╭──

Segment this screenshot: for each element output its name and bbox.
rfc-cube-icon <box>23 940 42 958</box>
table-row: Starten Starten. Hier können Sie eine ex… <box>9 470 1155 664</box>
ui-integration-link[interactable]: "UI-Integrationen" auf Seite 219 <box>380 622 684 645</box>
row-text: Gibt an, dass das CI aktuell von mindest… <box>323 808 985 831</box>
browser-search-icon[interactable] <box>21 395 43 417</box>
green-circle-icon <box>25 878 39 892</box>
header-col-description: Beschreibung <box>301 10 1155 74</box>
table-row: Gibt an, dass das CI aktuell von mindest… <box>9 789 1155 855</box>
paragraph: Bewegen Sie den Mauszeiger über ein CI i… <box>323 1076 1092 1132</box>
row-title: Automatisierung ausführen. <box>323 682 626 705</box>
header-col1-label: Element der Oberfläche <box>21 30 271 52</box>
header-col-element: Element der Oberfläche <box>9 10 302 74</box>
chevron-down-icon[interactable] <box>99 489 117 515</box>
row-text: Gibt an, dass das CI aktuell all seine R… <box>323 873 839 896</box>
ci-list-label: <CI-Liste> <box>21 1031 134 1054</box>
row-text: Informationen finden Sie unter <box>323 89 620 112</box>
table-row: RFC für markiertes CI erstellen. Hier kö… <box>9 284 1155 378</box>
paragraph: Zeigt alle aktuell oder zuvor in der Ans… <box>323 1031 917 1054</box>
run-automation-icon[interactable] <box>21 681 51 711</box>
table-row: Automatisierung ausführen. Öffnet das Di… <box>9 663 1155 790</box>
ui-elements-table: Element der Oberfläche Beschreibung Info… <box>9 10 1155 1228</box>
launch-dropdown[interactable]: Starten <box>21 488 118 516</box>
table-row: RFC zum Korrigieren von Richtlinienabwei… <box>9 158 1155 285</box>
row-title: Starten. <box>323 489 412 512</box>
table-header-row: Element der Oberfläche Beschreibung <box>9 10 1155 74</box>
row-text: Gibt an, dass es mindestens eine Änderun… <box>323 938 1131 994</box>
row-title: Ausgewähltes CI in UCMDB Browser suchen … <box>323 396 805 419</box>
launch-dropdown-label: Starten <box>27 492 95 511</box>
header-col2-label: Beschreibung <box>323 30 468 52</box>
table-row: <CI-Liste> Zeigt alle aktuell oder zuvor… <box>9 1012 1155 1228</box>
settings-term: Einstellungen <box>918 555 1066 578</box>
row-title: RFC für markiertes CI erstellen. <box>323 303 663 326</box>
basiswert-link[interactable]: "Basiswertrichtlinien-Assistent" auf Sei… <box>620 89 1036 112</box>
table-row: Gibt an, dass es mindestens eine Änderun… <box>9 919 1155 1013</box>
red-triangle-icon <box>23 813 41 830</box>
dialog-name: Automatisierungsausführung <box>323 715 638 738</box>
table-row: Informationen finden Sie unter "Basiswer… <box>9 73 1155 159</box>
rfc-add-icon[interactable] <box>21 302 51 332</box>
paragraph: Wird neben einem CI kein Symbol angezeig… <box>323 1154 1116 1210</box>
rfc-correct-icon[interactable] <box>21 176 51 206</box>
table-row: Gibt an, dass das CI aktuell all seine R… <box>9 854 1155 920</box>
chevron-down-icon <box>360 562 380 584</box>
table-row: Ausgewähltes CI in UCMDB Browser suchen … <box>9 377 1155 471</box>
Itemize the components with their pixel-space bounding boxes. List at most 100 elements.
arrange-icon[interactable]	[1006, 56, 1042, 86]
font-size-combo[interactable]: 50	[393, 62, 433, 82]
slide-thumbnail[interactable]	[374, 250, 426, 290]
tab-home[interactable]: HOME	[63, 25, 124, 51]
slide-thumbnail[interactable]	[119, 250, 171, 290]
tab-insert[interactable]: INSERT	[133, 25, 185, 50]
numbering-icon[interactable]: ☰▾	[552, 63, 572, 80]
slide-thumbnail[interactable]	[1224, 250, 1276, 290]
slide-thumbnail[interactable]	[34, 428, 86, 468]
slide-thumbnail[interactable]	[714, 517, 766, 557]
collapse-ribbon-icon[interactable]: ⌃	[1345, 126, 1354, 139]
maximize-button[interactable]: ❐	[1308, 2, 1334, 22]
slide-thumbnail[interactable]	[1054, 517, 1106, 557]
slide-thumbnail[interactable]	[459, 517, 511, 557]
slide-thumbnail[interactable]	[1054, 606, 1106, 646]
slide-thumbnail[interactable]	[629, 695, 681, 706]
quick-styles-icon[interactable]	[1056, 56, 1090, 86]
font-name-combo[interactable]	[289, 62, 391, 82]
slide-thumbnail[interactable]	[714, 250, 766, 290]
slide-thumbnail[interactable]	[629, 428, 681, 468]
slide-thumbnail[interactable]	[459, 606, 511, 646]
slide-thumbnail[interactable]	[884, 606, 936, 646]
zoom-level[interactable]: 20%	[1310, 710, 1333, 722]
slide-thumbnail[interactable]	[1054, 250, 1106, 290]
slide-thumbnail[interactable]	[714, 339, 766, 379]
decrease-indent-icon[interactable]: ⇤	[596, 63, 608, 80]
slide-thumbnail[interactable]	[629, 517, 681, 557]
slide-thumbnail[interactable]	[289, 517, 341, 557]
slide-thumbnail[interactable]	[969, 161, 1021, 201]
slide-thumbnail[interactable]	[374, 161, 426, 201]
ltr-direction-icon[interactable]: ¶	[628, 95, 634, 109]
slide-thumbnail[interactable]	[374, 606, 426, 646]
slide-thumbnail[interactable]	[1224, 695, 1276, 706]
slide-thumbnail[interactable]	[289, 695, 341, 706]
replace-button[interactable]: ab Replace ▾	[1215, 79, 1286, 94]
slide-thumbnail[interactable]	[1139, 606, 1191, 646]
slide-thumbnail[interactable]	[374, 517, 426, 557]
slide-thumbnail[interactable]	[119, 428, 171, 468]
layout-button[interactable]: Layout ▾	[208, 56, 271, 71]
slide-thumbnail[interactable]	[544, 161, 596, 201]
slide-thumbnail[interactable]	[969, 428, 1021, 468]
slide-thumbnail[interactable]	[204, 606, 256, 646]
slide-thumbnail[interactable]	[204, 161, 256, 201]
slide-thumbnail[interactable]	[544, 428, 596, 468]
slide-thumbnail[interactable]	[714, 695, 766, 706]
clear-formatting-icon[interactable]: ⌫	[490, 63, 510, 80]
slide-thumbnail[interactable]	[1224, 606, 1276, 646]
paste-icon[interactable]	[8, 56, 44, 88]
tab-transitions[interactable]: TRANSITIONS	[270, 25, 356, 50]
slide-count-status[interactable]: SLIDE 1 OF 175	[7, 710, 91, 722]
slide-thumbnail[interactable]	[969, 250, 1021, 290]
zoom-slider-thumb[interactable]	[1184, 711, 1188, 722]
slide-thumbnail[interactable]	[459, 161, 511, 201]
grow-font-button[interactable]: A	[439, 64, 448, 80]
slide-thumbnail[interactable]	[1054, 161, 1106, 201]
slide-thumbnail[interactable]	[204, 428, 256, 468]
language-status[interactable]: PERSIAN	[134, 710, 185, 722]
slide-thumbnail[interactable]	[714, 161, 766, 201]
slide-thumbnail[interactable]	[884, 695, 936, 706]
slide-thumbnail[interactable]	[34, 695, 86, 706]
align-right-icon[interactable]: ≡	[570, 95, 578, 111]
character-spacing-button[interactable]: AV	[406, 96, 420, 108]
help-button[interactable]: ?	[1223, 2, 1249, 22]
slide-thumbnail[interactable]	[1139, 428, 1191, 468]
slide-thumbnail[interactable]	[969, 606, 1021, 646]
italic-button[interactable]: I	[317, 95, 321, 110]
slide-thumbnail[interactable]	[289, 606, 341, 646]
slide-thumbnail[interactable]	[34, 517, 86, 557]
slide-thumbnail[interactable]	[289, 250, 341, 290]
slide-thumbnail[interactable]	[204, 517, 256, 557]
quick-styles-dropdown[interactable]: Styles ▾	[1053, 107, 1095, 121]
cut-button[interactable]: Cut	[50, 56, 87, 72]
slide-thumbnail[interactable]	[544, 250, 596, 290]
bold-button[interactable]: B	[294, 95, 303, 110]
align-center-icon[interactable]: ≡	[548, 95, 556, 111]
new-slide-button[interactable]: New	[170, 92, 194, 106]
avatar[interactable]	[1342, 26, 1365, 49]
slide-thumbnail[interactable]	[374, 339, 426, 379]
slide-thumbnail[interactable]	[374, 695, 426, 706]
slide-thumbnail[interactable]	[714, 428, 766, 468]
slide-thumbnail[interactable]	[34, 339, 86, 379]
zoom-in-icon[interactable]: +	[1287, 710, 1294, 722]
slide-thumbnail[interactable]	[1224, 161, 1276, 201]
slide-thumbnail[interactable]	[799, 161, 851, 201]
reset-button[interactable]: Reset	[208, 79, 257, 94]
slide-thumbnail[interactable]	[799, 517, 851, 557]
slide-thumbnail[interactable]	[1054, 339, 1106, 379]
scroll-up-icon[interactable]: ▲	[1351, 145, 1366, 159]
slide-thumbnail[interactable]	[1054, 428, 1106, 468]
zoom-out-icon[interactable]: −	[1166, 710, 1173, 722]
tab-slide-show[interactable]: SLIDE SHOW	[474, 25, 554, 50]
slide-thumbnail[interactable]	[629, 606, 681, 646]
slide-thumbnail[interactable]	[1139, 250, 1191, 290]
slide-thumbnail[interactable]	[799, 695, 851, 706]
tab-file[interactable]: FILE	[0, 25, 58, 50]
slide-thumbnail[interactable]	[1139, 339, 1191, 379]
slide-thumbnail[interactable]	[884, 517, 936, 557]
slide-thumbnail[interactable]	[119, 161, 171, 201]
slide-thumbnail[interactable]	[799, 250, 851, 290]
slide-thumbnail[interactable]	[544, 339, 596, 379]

╰──

### [Your task]
Rewrite the entries from the start down through the line that contains "table-row: Gibt an, dass das CI aktuell von", changing "Beschreibung" to "Description" and leaving everything else as it is.

### [Worked answer]
Segment this screenshot: for each element output its name and bbox.
rfc-cube-icon <box>23 940 42 958</box>
table-row: Starten Starten. Hier können Sie eine ex… <box>9 470 1155 664</box>
ui-integration-link[interactable]: "UI-Integrationen" auf Seite 219 <box>380 622 684 645</box>
row-text: Gibt an, dass das CI aktuell von mindest… <box>323 808 985 831</box>
browser-search-icon[interactable] <box>21 395 43 417</box>
green-circle-icon <box>25 878 39 892</box>
header-col-description: Description <box>301 10 1155 74</box>
table-row: Gibt an, dass das CI aktuell von mindest… <box>9 789 1155 855</box>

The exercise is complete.